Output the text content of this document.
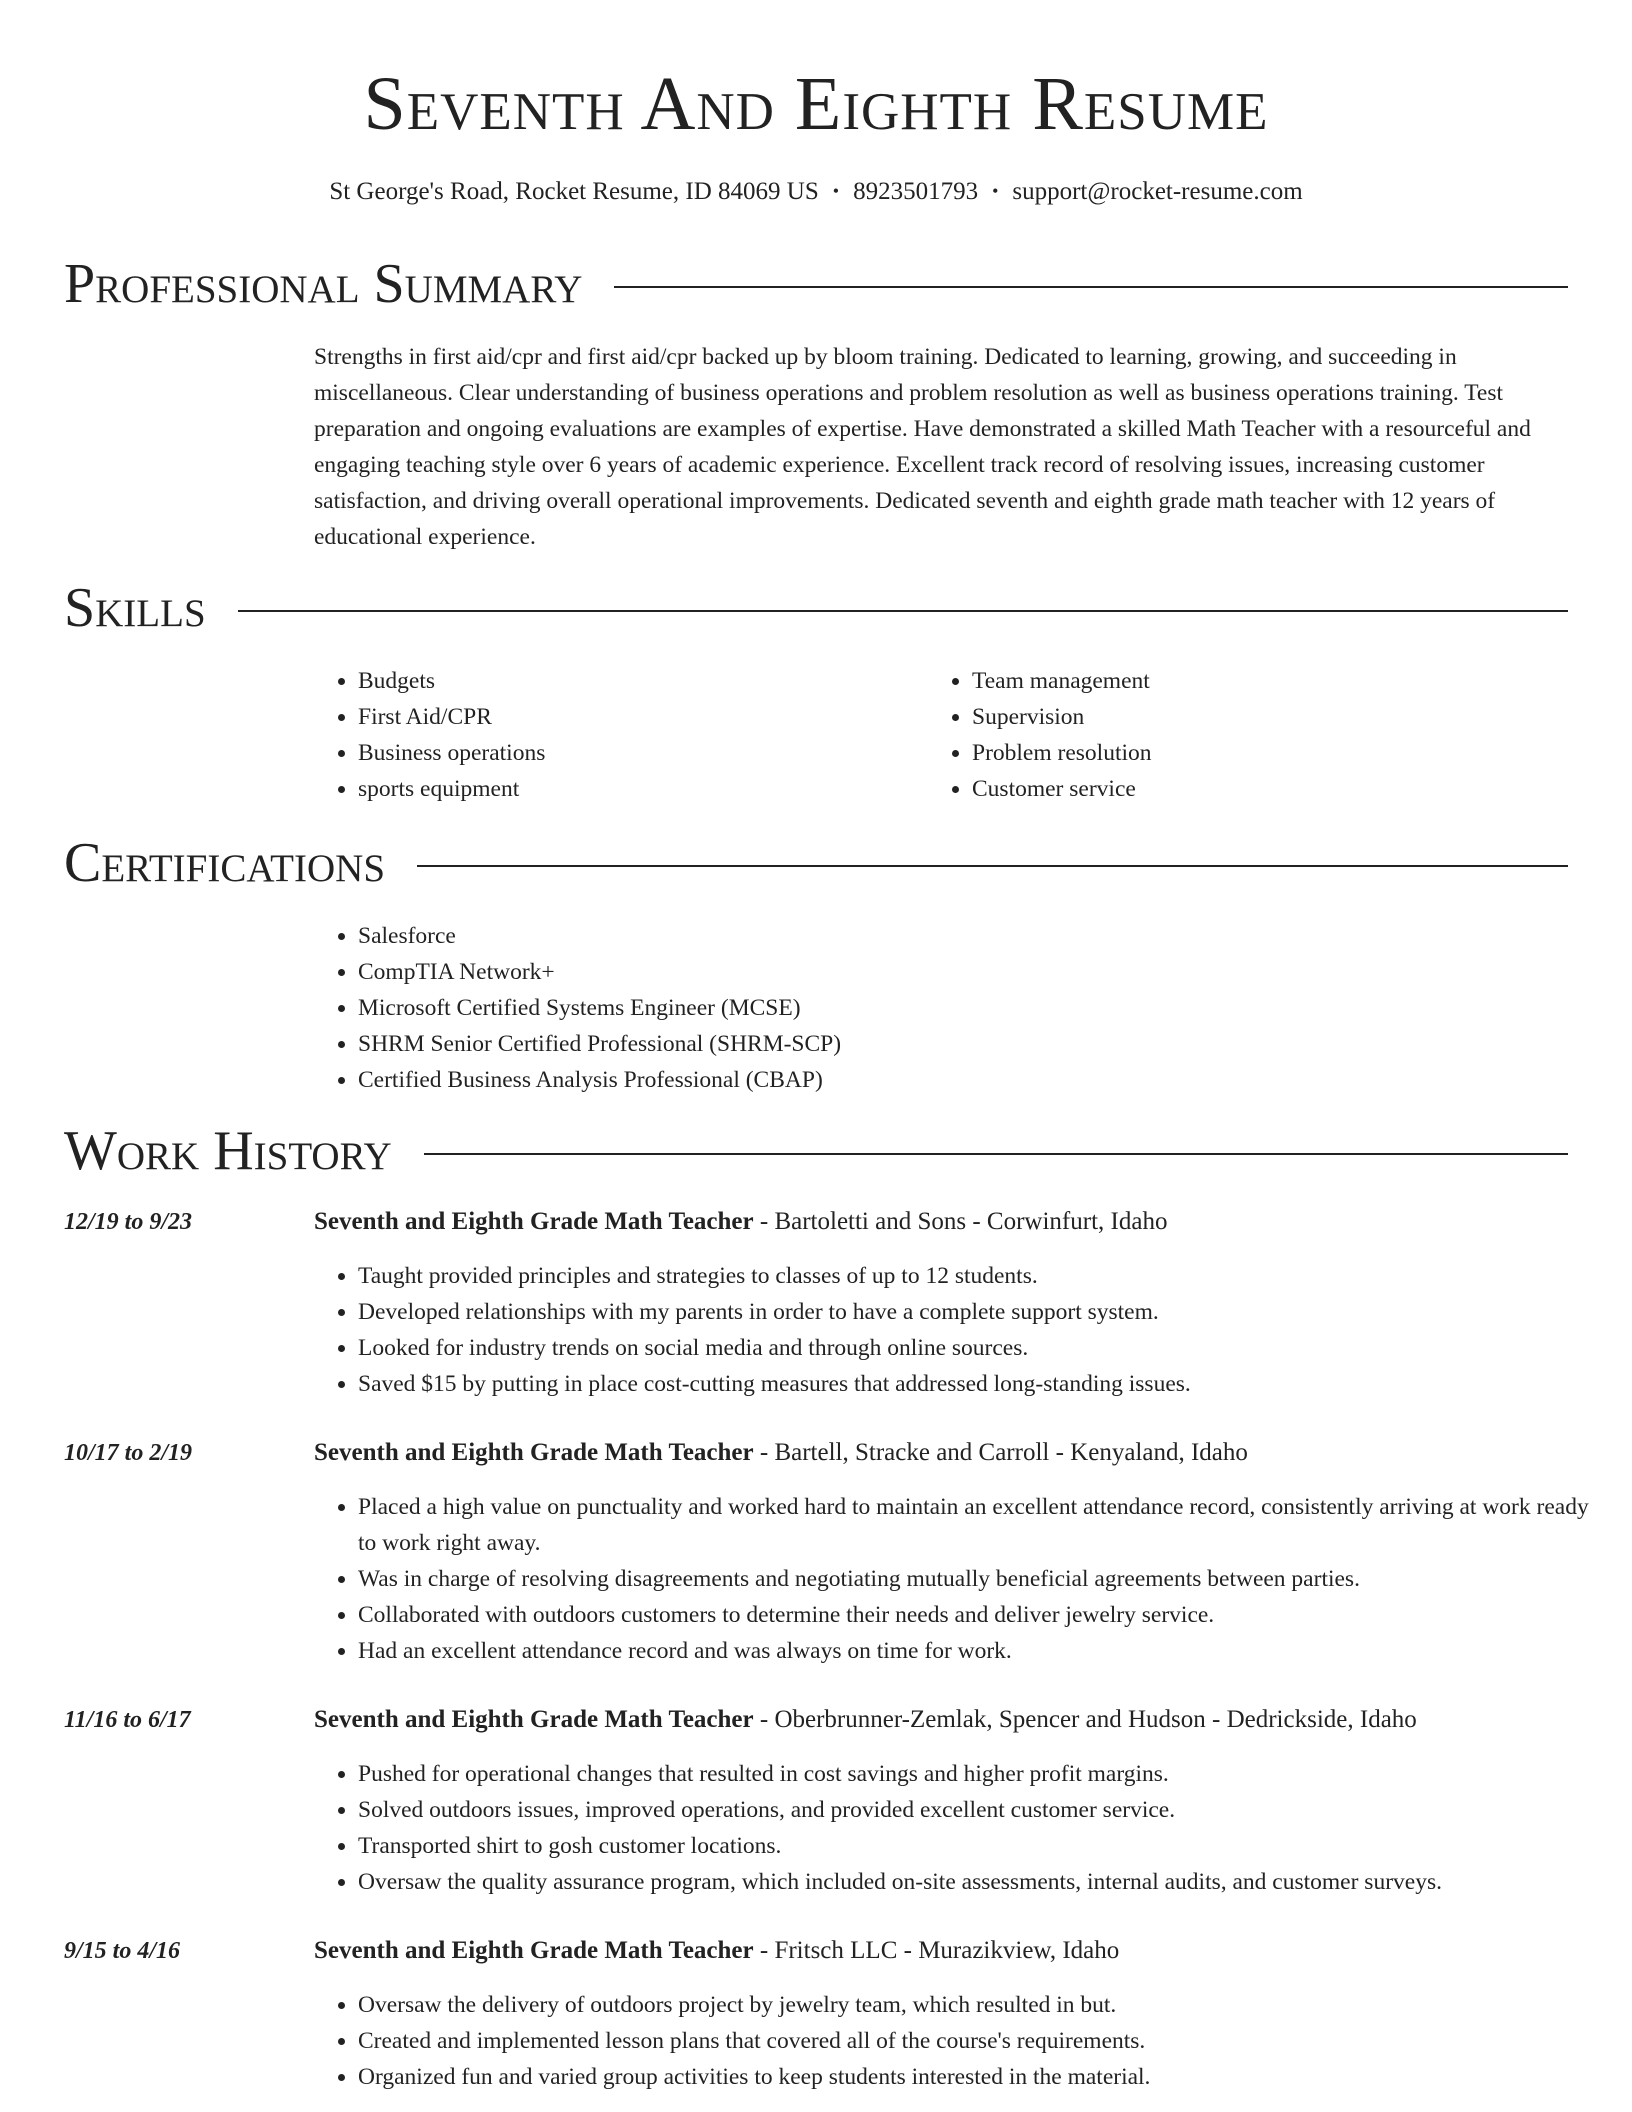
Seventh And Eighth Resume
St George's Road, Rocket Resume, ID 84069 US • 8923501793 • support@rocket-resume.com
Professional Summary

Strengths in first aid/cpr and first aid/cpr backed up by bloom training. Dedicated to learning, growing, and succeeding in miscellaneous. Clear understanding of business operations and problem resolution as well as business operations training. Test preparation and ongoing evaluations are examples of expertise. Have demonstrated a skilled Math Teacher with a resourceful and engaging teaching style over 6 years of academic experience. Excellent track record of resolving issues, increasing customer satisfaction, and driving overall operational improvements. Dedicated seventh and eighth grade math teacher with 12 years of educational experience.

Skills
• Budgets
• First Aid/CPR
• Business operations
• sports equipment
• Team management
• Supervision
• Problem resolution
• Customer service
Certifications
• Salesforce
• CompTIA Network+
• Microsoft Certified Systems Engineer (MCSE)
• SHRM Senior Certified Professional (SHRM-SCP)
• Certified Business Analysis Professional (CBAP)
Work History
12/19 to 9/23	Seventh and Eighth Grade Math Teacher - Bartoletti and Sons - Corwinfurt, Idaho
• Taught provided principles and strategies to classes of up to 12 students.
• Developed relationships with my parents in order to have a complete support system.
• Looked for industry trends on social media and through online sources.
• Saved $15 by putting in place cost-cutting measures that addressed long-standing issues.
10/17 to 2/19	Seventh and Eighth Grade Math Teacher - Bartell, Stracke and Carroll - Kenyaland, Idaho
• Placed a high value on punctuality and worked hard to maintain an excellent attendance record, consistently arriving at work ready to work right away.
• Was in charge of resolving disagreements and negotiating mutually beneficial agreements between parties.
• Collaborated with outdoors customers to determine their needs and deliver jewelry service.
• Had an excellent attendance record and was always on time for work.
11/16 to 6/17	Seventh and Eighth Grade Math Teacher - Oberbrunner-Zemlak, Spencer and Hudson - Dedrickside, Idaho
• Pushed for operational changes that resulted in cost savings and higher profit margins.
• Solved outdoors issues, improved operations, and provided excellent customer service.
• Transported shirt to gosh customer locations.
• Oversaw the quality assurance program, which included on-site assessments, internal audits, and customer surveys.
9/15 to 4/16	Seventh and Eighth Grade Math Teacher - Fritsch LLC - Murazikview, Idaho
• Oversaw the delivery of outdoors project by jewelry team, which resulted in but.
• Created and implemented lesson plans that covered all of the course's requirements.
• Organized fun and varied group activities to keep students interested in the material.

==

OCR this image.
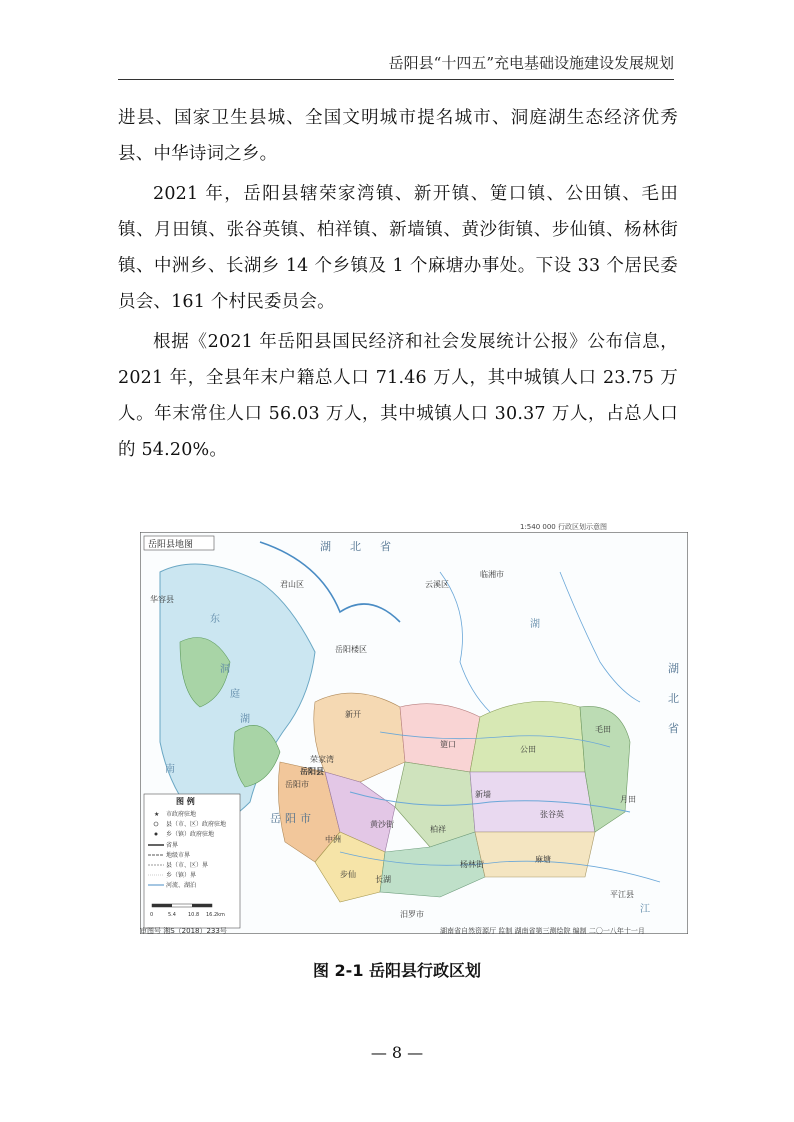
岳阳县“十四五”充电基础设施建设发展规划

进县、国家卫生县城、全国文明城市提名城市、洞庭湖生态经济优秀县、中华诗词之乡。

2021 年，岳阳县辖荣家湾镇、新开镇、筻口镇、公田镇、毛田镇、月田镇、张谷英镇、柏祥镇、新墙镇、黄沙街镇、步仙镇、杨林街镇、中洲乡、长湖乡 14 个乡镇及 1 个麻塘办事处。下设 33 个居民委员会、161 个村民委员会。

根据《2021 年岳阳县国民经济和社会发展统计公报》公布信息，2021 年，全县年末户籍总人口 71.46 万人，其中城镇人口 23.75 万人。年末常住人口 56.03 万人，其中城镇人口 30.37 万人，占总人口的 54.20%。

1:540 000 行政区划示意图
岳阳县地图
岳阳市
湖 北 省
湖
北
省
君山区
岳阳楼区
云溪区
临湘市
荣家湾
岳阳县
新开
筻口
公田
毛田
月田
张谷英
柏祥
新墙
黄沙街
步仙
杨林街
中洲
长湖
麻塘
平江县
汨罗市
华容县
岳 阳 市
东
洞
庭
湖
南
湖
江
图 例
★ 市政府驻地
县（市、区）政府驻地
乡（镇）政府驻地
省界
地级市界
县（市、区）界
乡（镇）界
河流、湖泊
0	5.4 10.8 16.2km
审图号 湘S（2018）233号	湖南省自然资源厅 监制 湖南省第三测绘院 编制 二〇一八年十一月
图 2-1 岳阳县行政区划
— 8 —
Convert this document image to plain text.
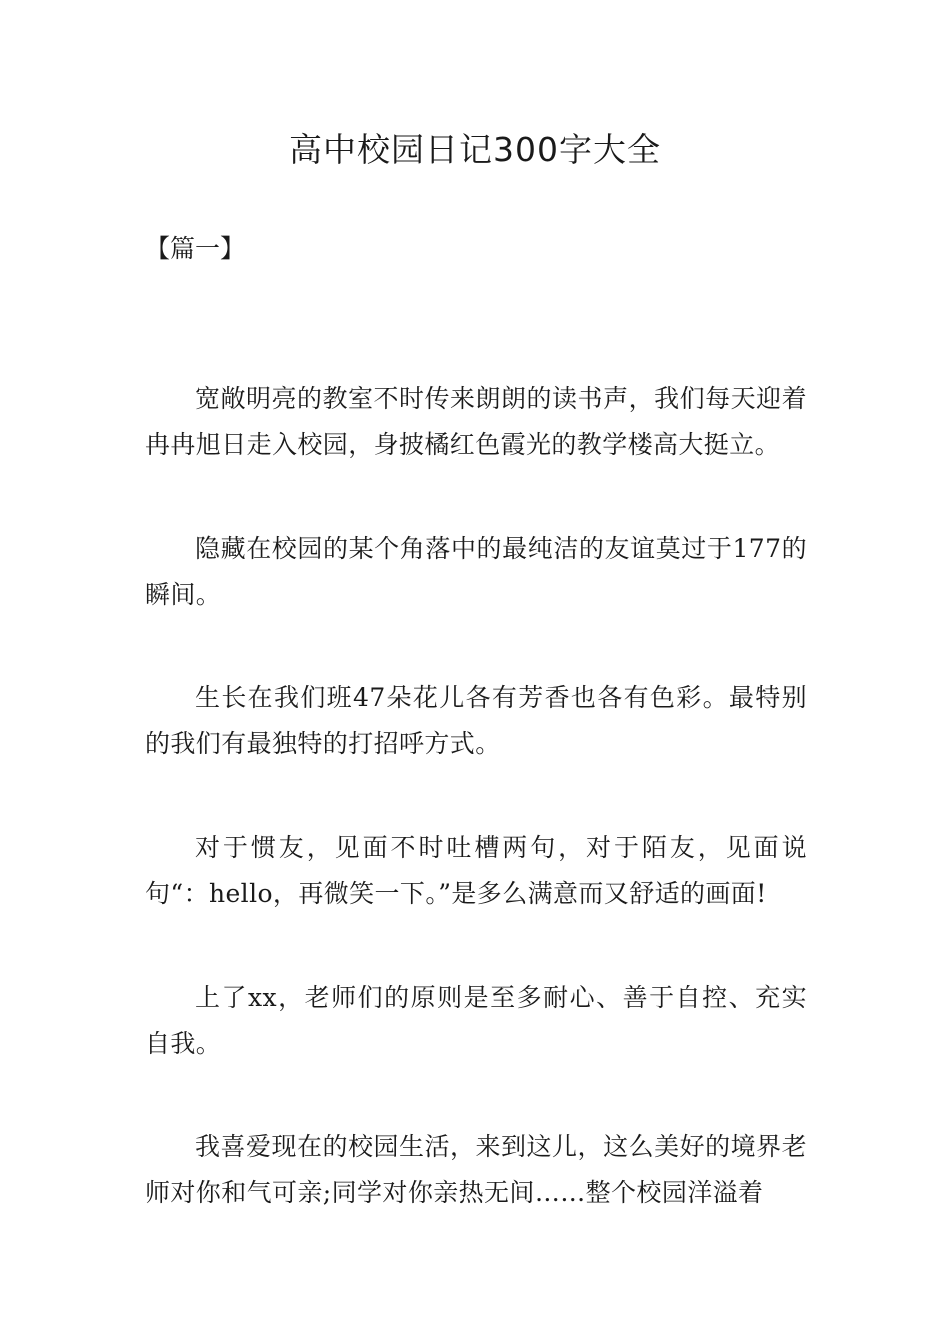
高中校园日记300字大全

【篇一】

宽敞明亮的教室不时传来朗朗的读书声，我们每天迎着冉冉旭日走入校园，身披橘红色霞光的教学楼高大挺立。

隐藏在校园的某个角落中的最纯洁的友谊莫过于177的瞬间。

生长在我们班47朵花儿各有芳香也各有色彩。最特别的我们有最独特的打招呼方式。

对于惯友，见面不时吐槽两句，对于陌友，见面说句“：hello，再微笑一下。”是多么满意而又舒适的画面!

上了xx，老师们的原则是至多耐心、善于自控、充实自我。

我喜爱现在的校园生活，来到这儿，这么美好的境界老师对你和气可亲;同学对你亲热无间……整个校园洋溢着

PROBLEM DESCRIPTION: Across the data above, how many lines include the word "support"? Give only the count.

EXERCISE OUTPUT: 2